PROBLEM REQUIREMENTS:
The records below must be written out exactly, with every picture left behind.

[Source records]
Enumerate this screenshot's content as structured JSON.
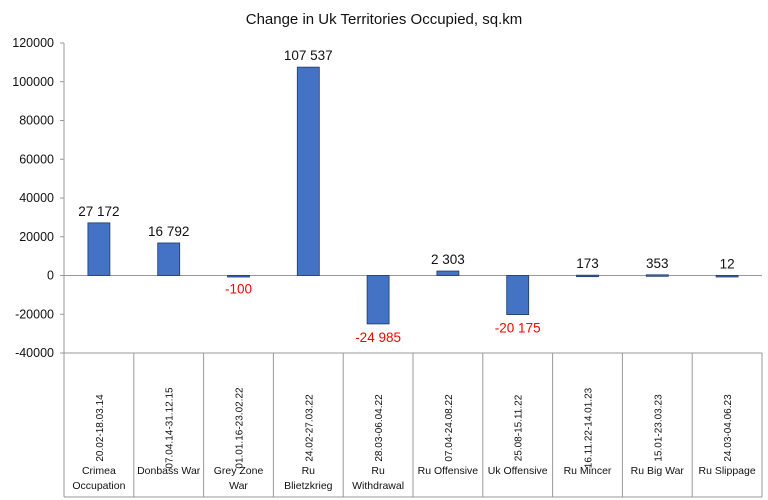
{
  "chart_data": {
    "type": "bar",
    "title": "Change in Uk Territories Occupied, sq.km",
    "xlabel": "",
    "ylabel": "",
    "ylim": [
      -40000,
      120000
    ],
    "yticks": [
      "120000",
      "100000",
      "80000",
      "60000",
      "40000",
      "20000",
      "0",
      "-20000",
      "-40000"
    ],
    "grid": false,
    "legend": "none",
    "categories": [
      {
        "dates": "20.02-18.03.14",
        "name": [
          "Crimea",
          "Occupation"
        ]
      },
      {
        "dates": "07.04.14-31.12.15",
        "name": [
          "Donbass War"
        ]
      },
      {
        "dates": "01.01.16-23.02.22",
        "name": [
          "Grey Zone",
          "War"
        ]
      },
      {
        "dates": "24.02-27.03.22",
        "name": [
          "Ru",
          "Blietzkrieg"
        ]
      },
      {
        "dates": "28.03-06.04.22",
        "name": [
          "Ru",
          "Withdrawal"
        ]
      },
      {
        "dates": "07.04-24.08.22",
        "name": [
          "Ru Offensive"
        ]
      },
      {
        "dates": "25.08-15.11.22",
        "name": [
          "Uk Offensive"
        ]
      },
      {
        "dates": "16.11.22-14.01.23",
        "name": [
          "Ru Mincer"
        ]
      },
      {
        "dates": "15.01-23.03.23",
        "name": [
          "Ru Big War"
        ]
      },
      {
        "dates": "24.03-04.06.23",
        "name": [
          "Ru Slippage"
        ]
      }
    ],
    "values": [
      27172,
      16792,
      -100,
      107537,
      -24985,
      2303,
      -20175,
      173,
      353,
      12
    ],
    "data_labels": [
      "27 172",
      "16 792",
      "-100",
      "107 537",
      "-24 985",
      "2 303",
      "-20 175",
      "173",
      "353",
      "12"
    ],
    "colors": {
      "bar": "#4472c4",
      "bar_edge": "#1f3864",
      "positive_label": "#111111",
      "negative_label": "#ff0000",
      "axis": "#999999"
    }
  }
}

SOLUTION BELOW:
Enumerate this screenshot's content as structured JSON.
{
  "chart_data": {
    "type": "bar",
    "title": "Change in Uk Territories Occupied, sq.km",
    "xlabel": "",
    "ylabel": "",
    "ylim": [
      -40000,
      120000
    ],
    "yticks": [
      "120000",
      "100000",
      "80000",
      "60000",
      "40000",
      "20000",
      "0",
      "-20000",
      "-40000"
    ],
    "grid": false,
    "legend": "none",
    "categories": [
      {
        "dates": "20.02-18.03.14",
        "name": [
          "Crimea",
          "Occupation"
        ]
      },
      {
        "dates": "07.04.14-31.12.15",
        "name": [
          "Donbass War"
        ]
      },
      {
        "dates": "01.01.16-23.02.22",
        "name": [
          "Grey Zone",
          "War"
        ]
      },
      {
        "dates": "24.02-27.03.22",
        "name": [
          "Ru",
          "Blietzkrieg"
        ]
      },
      {
        "dates": "28.03-06.04.22",
        "name": [
          "Ru",
          "Withdrawal"
        ]
      },
      {
        "dates": "07.04-24.08.22",
        "name": [
          "Ru Offensive"
        ]
      },
      {
        "dates": "25.08-15.11.22",
        "name": [
          "Uk Offensive"
        ]
      },
      {
        "dates": "16.11.22-14.01.23",
        "name": [
          "Ru Mincer"
        ]
      },
      {
        "dates": "15.01-23.03.23",
        "name": [
          "Ru Big War"
        ]
      },
      {
        "dates": "24.03-04.06.23",
        "name": [
          "Ru Slippage"
        ]
      }
    ],
    "values": [
      27172,
      16792,
      -100,
      107537,
      -24985,
      2303,
      -20175,
      173,
      353,
      12
    ],
    "data_labels": [
      "27 172",
      "16 792",
      "-100",
      "107 537",
      "-24 985",
      "2 303",
      "-20 175",
      "173",
      "353",
      "12"
    ],
    "colors": {
      "bar": "#4472c4",
      "bar_edge": "#1f3864",
      "positive_label": "#111111",
      "negative_label": "#ff0000",
      "axis": "#999999"
    }
  }
}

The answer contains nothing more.